Task directions » Write out each line from the data below that includes the word "tomonidan".

Records »
--------------------

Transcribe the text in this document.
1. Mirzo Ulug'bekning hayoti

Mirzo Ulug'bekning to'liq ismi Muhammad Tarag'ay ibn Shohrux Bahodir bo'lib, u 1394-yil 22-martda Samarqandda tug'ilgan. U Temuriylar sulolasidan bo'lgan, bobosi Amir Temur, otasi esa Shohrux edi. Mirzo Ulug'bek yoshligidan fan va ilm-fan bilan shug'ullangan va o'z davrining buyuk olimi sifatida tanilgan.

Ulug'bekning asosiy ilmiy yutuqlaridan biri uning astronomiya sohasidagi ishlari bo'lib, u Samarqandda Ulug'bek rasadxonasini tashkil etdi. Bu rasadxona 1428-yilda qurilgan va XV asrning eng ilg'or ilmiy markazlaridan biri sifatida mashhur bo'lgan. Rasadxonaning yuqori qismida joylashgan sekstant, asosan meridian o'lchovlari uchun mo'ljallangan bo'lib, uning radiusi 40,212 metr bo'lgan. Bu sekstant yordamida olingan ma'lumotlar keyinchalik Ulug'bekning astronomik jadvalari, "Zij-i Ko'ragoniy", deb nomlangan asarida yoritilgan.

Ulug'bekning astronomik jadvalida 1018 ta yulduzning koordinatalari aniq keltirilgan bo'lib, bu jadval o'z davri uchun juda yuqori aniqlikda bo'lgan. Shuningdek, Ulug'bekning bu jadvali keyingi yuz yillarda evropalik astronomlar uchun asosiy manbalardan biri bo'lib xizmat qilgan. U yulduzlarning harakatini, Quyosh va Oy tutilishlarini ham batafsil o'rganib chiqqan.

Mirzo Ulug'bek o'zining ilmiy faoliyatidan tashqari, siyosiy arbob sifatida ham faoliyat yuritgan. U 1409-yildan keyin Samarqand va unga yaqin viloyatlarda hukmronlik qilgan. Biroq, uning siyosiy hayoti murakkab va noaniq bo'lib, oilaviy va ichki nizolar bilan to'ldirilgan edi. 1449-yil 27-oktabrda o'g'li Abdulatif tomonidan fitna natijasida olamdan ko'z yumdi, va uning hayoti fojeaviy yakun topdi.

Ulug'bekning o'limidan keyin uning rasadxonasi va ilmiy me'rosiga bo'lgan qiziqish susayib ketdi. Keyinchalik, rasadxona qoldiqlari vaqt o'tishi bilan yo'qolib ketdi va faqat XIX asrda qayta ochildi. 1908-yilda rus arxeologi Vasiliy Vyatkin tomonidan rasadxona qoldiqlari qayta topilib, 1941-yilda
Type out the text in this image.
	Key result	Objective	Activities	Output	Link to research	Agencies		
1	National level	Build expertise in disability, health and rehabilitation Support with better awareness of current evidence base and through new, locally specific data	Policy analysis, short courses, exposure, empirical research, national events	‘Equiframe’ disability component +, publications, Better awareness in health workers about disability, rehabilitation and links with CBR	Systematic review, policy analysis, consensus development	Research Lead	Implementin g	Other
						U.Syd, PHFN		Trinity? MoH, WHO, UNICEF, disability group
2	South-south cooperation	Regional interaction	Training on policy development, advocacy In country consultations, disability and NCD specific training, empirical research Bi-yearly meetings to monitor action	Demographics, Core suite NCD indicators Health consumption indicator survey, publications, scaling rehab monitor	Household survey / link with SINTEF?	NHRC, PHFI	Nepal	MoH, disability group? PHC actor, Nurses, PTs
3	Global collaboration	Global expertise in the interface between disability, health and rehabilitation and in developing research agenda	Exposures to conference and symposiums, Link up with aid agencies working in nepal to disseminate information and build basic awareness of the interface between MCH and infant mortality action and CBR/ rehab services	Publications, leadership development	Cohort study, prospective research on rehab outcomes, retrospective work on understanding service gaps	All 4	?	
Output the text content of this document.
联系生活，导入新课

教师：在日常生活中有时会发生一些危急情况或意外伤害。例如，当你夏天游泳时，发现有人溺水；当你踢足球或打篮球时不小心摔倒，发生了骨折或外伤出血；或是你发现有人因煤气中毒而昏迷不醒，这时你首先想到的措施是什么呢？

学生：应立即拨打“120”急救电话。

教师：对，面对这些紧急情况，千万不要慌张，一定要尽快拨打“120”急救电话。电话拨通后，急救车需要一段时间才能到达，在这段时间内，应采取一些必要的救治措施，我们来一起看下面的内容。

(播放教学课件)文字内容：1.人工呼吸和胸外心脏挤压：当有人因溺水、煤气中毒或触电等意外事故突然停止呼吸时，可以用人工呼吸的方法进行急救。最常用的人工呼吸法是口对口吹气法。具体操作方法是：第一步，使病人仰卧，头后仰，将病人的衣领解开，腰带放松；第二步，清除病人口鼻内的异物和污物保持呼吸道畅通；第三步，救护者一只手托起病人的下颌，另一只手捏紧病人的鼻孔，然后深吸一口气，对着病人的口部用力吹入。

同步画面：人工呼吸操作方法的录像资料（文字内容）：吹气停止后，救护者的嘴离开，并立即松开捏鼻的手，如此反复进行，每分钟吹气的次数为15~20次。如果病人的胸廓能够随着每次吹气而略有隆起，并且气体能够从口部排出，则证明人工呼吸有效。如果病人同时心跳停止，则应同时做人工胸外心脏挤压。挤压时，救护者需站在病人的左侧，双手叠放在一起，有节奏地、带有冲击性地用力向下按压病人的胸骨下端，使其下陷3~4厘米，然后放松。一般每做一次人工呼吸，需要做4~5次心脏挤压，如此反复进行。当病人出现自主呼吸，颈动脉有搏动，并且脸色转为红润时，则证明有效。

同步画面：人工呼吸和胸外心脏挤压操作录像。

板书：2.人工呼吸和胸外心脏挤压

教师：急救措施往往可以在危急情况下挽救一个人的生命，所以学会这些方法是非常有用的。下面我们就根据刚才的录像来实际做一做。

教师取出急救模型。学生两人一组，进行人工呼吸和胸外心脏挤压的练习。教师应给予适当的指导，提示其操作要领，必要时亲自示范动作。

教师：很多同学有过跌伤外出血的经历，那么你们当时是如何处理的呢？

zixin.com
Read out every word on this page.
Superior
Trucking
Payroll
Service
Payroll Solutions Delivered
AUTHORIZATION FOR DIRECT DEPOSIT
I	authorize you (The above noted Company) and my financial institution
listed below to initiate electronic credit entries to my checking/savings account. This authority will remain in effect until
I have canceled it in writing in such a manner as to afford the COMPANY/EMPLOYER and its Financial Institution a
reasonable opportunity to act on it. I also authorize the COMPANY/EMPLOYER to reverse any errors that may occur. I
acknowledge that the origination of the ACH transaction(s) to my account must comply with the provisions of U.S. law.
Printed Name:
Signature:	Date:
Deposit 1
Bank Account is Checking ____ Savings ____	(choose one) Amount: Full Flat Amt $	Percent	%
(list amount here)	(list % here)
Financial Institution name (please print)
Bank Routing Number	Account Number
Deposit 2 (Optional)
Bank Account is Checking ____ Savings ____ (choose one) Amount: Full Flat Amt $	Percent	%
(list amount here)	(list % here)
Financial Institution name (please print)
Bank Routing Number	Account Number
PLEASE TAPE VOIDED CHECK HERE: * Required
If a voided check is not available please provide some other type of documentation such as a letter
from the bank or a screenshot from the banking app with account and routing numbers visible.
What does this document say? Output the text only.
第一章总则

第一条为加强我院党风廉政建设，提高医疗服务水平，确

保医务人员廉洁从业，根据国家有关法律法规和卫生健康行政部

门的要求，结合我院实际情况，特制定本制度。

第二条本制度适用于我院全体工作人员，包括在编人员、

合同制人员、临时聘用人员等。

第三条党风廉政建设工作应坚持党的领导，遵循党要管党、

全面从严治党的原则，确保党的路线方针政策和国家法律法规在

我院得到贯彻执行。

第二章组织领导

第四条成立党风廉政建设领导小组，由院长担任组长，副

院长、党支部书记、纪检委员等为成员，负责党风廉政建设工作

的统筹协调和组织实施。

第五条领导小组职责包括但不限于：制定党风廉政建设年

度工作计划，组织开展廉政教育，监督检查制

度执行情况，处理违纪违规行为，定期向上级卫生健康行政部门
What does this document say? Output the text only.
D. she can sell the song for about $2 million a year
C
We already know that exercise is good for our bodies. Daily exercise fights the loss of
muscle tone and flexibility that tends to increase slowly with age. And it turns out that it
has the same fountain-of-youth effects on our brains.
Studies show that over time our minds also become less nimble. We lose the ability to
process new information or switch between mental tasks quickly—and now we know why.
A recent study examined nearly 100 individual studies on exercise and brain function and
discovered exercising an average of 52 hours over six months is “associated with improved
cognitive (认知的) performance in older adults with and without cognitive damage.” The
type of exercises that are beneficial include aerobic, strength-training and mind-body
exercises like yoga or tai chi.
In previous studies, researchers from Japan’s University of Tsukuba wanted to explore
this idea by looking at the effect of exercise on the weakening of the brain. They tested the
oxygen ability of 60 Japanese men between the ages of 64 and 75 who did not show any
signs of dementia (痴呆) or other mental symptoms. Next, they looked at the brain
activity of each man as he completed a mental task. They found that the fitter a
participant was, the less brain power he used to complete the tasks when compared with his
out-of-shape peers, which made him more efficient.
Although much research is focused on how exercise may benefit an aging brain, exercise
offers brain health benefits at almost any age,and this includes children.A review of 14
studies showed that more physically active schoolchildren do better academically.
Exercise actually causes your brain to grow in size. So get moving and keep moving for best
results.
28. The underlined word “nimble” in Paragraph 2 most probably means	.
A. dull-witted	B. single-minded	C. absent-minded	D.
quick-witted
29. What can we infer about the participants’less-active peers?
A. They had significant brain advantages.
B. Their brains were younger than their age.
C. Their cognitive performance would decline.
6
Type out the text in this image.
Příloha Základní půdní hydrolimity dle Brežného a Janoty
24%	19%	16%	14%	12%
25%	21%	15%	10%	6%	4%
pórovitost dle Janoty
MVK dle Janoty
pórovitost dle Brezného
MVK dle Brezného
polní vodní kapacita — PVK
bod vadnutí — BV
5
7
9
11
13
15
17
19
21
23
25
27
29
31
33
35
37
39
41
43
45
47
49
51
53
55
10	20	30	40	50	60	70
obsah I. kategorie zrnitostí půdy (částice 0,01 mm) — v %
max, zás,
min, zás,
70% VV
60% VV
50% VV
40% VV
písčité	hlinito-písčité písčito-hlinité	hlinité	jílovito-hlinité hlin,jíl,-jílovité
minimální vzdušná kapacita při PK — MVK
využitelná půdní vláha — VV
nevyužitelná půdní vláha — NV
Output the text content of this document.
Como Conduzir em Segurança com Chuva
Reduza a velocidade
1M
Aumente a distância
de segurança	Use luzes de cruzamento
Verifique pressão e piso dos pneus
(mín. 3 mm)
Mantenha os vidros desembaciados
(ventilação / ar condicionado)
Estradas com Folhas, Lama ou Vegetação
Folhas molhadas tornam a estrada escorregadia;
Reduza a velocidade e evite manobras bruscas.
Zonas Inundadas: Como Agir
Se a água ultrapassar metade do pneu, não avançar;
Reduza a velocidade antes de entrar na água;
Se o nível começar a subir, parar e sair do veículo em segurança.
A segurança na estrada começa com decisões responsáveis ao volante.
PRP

--------------------

Full response »
Mirzo Ulug'bek o'zining ilmiy faoliyatidan tashqari, siyosiy arbob sifatida ham faoliyat yuritgan. U 1409-yildan keyin Samarqand va unga yaqin viloyatlarda hukmronlik qilgan. Biroq, uning siyosiy hayoti murakkab va noaniq bo'lib, oilaviy va ichki nizolar bilan to'ldirilgan edi. 1449-yil 27-oktabrda o'g'li Abdulatif tomonidan fitna natijasida olamdan ko'z yumdi, va uning hayoti fojeaviy yakun topdi.
Ulug'bekning o'limidan keyin uning rasadxonasi va ilmiy me'rosiga bo'lgan qiziqish susayib ketdi. Keyinchalik, rasadxona qoldiqlari vaqt o'tishi bilan yo'qolib ketdi va faqat XIX asrda qayta ochildi. 1908-yilda rus arxeologi Vasiliy Vyatkin tomonidan rasadxona qoldiqlari qayta topilib, 1941-yilda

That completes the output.